_TASK REQUIREMENTS_: Search the data for the word "corps" and copy every line where it occurs.

_INFORMATION PROVIDED_:
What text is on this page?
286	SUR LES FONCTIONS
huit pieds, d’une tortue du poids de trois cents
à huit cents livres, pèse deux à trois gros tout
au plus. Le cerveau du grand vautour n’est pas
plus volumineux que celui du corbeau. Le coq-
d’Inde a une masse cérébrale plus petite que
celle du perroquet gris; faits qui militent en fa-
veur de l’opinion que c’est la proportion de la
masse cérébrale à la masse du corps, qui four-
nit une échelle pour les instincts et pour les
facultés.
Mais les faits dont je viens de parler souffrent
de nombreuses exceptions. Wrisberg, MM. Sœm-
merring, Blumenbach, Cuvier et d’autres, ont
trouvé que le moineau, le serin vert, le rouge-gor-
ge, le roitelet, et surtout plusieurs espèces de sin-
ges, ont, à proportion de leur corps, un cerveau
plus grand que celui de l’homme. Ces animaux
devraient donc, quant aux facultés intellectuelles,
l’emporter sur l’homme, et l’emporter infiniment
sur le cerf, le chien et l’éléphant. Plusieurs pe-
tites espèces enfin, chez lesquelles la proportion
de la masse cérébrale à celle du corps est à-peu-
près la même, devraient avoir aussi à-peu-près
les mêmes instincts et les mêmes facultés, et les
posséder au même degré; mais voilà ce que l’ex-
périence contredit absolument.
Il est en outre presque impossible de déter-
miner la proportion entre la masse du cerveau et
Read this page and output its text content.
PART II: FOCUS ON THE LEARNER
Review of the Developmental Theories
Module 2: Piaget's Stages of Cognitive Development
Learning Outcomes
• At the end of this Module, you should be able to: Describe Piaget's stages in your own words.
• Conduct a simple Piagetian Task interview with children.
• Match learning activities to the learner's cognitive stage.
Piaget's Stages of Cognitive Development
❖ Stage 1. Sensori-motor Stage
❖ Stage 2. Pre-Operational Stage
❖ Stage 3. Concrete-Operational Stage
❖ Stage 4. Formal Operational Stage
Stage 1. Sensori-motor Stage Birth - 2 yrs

_COMPLETE ANSWER_:
masse cérébrale à la masse du corps, qui four-
ges, ont, à proportion de leur corps, un cerveau
de la masse cérébrale à celle du corps est à-peu-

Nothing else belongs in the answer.